■ Stored records:
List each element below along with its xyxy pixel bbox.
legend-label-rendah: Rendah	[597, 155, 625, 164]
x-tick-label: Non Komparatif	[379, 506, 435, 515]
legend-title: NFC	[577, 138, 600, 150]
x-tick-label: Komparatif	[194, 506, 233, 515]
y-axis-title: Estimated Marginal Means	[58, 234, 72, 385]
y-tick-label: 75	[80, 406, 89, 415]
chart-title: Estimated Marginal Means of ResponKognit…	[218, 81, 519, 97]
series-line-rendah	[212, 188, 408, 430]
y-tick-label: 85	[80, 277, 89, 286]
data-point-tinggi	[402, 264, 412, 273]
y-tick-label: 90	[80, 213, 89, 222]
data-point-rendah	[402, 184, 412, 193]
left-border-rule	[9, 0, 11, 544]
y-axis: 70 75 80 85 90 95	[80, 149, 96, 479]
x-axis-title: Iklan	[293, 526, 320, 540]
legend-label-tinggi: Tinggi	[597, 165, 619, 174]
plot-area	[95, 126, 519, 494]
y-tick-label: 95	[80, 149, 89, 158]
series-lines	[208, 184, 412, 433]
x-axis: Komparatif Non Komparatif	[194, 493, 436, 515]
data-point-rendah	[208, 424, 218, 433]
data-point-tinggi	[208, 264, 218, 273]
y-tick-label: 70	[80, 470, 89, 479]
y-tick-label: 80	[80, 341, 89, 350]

■ Written task:
Rewrite the rows above, swapping every "data-point-rendah" for "data-point-low" and keeping everything else the same.

■ Answer for this exercise:
List each element below along with its xyxy pixel bbox.
legend-label-rendah: Rendah	[597, 155, 625, 164]
x-tick-label: Non Komparatif	[379, 506, 435, 515]
legend-title: NFC	[577, 138, 600, 150]
x-tick-label: Komparatif	[194, 506, 233, 515]
y-axis-title: Estimated Marginal Means	[58, 234, 72, 385]
y-tick-label: 75	[80, 406, 89, 415]
chart-title: Estimated Marginal Means of ResponKognit…	[218, 81, 519, 97]
series-line-rendah	[212, 188, 408, 430]
y-tick-label: 85	[80, 277, 89, 286]
data-point-tinggi	[402, 264, 412, 273]
y-tick-label: 90	[80, 213, 89, 222]
data-point-low	[402, 184, 412, 193]
left-border-rule	[9, 0, 11, 544]
y-axis: 70 75 80 85 90 95	[80, 149, 96, 479]
x-axis-title: Iklan	[293, 526, 320, 540]
legend-label-tinggi: Tinggi	[597, 165, 619, 174]
plot-area	[95, 126, 519, 494]
y-tick-label: 95	[80, 149, 89, 158]
series-lines	[208, 184, 412, 433]
x-axis: Komparatif Non Komparatif	[194, 493, 436, 515]
data-point-low	[208, 424, 218, 433]
data-point-tinggi	[208, 264, 218, 273]
y-tick-label: 70	[80, 470, 89, 479]
y-tick-label: 80	[80, 341, 89, 350]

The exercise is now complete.